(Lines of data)
◆ ◆ ◆

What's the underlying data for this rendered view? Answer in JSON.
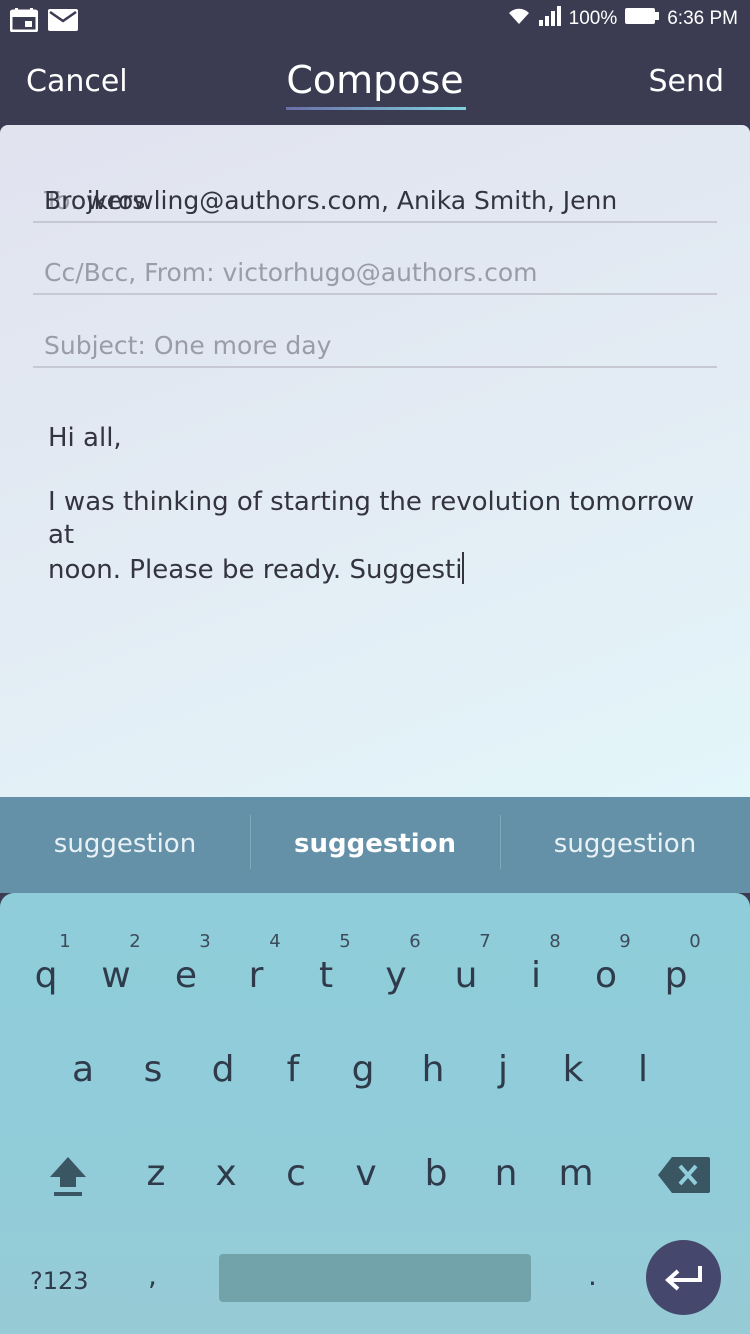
{
  "status_bar": {
    "icons_left": [
      "calendar-icon",
      "mail-icon"
    ],
    "battery": "100%",
    "time": "6:36 PM",
    "icons_right": [
      "wifi-icon",
      "signal-icon",
      "battery-icon"
    ]
  },
  "header": {
    "cancel_label": "Cancel",
    "title": "Compose",
    "send_label": "Send"
  },
  "compose": {
    "to_label": "To: ",
    "to_value": "jkrowling@authors.com, Anika Smith, Jenn Browers",
    "ccbcc_label": "Cc/Bcc, From: victorhugo@authors.com",
    "subject_label": "Subject: One more day",
    "body_greeting": "Hi all,",
    "body_line1": "I was thinking of starting the revolution tomorrow at",
    "body_line2": "noon.  Please be ready. Suggesti"
  },
  "suggestions": [
    "suggestion",
    "suggestion",
    "suggestion"
  ],
  "keyboard": {
    "row1": [
      {
        "num": "1",
        "ch": "q"
      },
      {
        "num": "2",
        "ch": "w"
      },
      {
        "num": "3",
        "ch": "e"
      },
      {
        "num": "4",
        "ch": "r"
      },
      {
        "num": "5",
        "ch": "t"
      },
      {
        "num": "6",
        "ch": "y"
      },
      {
        "num": "7",
        "ch": "u"
      },
      {
        "num": "8",
        "ch": "i"
      },
      {
        "num": "9",
        "ch": "o"
      },
      {
        "num": "0",
        "ch": "p"
      }
    ],
    "row2": [
      "a",
      "s",
      "d",
      "f",
      "g",
      "h",
      "j",
      "k",
      "l"
    ],
    "row3": [
      "z",
      "x",
      "c",
      "v",
      "b",
      "n",
      "m"
    ],
    "symbols_label": "?123",
    "comma_label": ",",
    "period_label": "."
  },
  "colors": {
    "header_bg": "#3b3c52",
    "suggest_bg": "#6591a8",
    "keyboard_bg": "#8ecdd9",
    "enter_bg": "#45486c"
  }
}
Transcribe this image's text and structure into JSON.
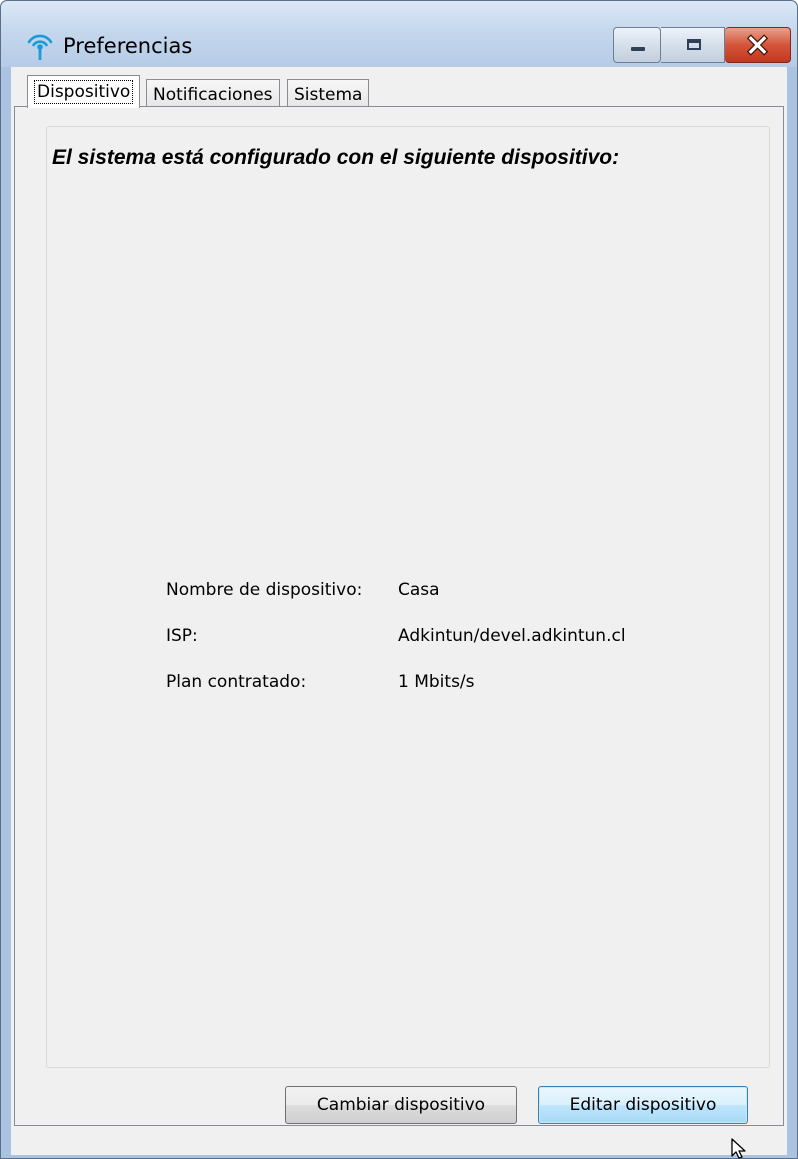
{
  "window": {
    "title": "Preferencias",
    "icon": "wifi-antenna-icon",
    "controls": [
      "minimize-icon",
      "maximize-icon",
      "close-icon"
    ]
  },
  "tabs": [
    {
      "label": "Dispositivo",
      "active": true
    },
    {
      "label": "Notificaciones",
      "active": false
    },
    {
      "label": "Sistema",
      "active": false
    }
  ],
  "device": {
    "heading": "El sistema está configurado con el siguiente dispositivo:",
    "fields": [
      {
        "label": "Nombre de dispositivo:",
        "value": "Casa"
      },
      {
        "label": "ISP:",
        "value": "Adkintun/devel.adkintun.cl"
      },
      {
        "label": "Plan contratado:",
        "value": "1 Mbits/s"
      }
    ]
  },
  "buttons": {
    "change": "Cambiar dispositivo",
    "edit": "Editar dispositivo"
  },
  "colors": {
    "titlebar": "#c3d6ec",
    "close_button": "#c3381e",
    "icon": "#1a9bd7",
    "focused_button_border": "#3c7fb1"
  }
}
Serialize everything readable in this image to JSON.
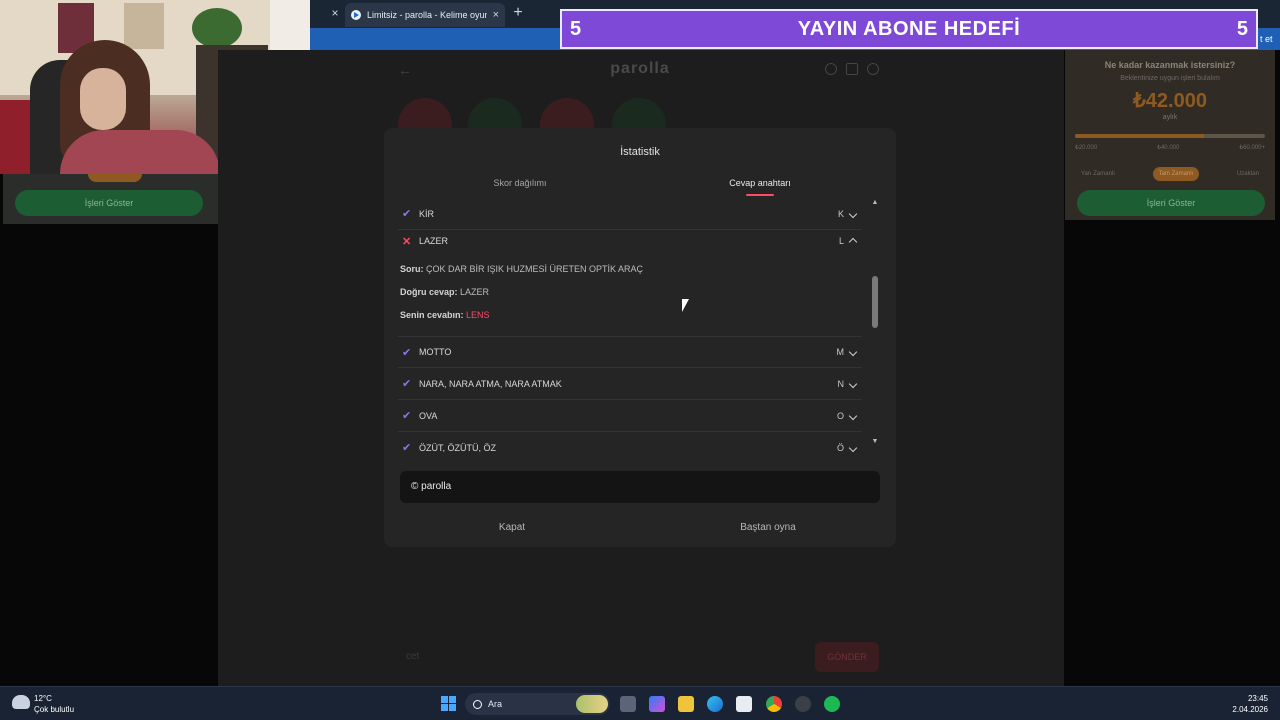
{
  "browser": {
    "prev_tab_close": "×",
    "active_tab": {
      "title": "Limitsiz - parolla - Kelime oyunu",
      "close": "×"
    },
    "new_tab": "+"
  },
  "goal_banner": {
    "left_count": "5",
    "title": "YAYIN ABONE HEDEFİ",
    "right_count": "5"
  },
  "corner_text": "t et",
  "ads": {
    "left_button": "İşleri Göster",
    "right": {
      "question": "Ne kadar kazanmak istersiniz?",
      "subtitle": "Beklentinize uygun işleri bulalım",
      "amount": "₺42.000",
      "period": "aylık",
      "progress": 0.68,
      "ticks": [
        "₺20.000",
        "₺40.000",
        "₺60.000+"
      ],
      "chips": [
        "Yarı Zamanlı",
        "Tam Zamanlı",
        "Uzaktan"
      ],
      "button": "İşleri Göster"
    }
  },
  "page": {
    "logo": "parolla",
    "back": "←",
    "input_placeholder": "cet",
    "submit": "GÖNDER"
  },
  "modal": {
    "title": "İstatistik",
    "tabs": {
      "score": "Skor dağılımı",
      "answers": "Cevap anahtarı"
    },
    "rows": [
      {
        "icon": "check-icon",
        "word": "KİR",
        "letter": "K",
        "expanded": false,
        "correct": true
      },
      {
        "icon": "cross-icon",
        "word": "LAZER",
        "letter": "L",
        "expanded": true,
        "correct": false
      },
      {
        "icon": "check-icon",
        "word": "MOTTO",
        "letter": "M",
        "expanded": false,
        "correct": true
      },
      {
        "icon": "check-icon",
        "word": "NARA, NARA ATMA, NARA ATMAK",
        "letter": "N",
        "expanded": false,
        "correct": true
      },
      {
        "icon": "check-icon",
        "word": "OVA",
        "letter": "O",
        "expanded": false,
        "correct": true
      },
      {
        "icon": "check-icon",
        "word": "ÖZÜT, ÖZÜTÜ, ÖZ",
        "letter": "Ö",
        "expanded": false,
        "correct": true
      }
    ],
    "detail": {
      "question_label": "Soru:",
      "question": "ÇOK DAR BİR IŞIK HUZMESİ ÜRETEN OPTİK ARAÇ",
      "correct_label": "Doğru cevap:",
      "correct": "LAZER",
      "yours_label": "Senin cevabın:",
      "yours": "LENS"
    },
    "copyright": "© parolla",
    "close": "Kapat",
    "restart": "Baştan oyna"
  },
  "taskbar": {
    "weather_temp": "12°C",
    "weather_desc": "Çok bulutlu",
    "search": "Ara",
    "time": "23:45",
    "date": "2.04.2026"
  },
  "colors": {
    "accent": "#ff4a5f",
    "check": "#8c78e8",
    "banner": "#7e49d6"
  }
}
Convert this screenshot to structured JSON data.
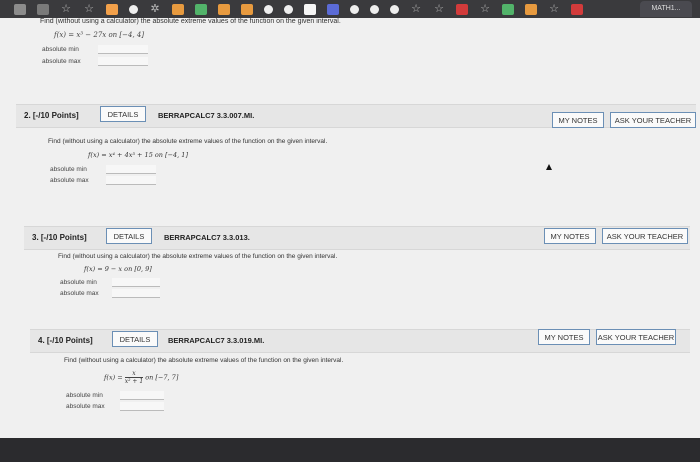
{
  "browser": {
    "active_tab_label": "MATH1...",
    "tab_icons": [
      "page-icon",
      "star-icon",
      "star-icon",
      "camera-icon",
      "page-icon",
      "star-icon",
      "orange-icon",
      "green-icon",
      "orange-icon",
      "orange-icon",
      "chrome-icon",
      "chrome-icon",
      "white-icon",
      "purple-icon",
      "chrome-icon",
      "chrome-icon",
      "chrome-icon",
      "star-icon",
      "star-icon",
      "red-icon",
      "star-icon",
      "green-icon",
      "orange-icon",
      "star-icon",
      "red-icon"
    ]
  },
  "q1": {
    "instruction": "Find (without using a calculator) the absolute extreme values of the function on the given interval.",
    "function_text": "f(x) = x³ − 27x on [−4, 4]",
    "abs_min_label": "absolute min",
    "abs_max_label": "absolute max"
  },
  "questions": [
    {
      "number": "2. [-/10 Points]",
      "details": "DETAILS",
      "ref": "BERRAPCALC7 3.3.007.MI.",
      "my_notes": "MY NOTES",
      "ask_teacher": "ASK YOUR TEACHER",
      "instruction": "Find (without using a calculator) the absolute extreme values of the function on the given interval.",
      "function_text": "f(x) = x⁴ + 4x³ + 15 on [−4, 1]",
      "abs_min_label": "absolute min",
      "abs_max_label": "absolute max"
    },
    {
      "number": "3. [-/10 Points]",
      "details": "DETAILS",
      "ref": "BERRAPCALC7 3.3.013.",
      "my_notes": "MY NOTES",
      "ask_teacher": "ASK YOUR TEACHER",
      "instruction": "Find (without using a calculator) the absolute extreme values of the function on the given interval.",
      "function_text": "f(x) = 9 − x on [0, 9]",
      "abs_min_label": "absolute min",
      "abs_max_label": "absolute max"
    },
    {
      "number": "4. [-/10 Points]",
      "details": "DETAILS",
      "ref": "BERRAPCALC7 3.3.019.MI.",
      "my_notes": "MY NOTES",
      "ask_teacher": "ASK YOUR TEACHER",
      "instruction": "Find (without using a calculator) the absolute extreme values of the function on the given interval.",
      "function_prefix": "f(x) =",
      "fraction_num": "x",
      "fraction_den": "x² + 1",
      "interval": "on [−7, 7]",
      "abs_min_label": "absolute min",
      "abs_max_label": "absolute max"
    }
  ]
}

◆ ◆ ◆

▶ _What this task involves_
Pick out each line containing the string "word" and copy it.

▶ _Reply to the task_
        "word": "KİR",
        "word": "LAZER",
        "word": "MOTTO",
        "word": "NARA, NARA ATMA, NARA ATMAK",
        "word": "OVA",
        "word": "ÖZÜT, ÖZÜTÜ, ÖZ",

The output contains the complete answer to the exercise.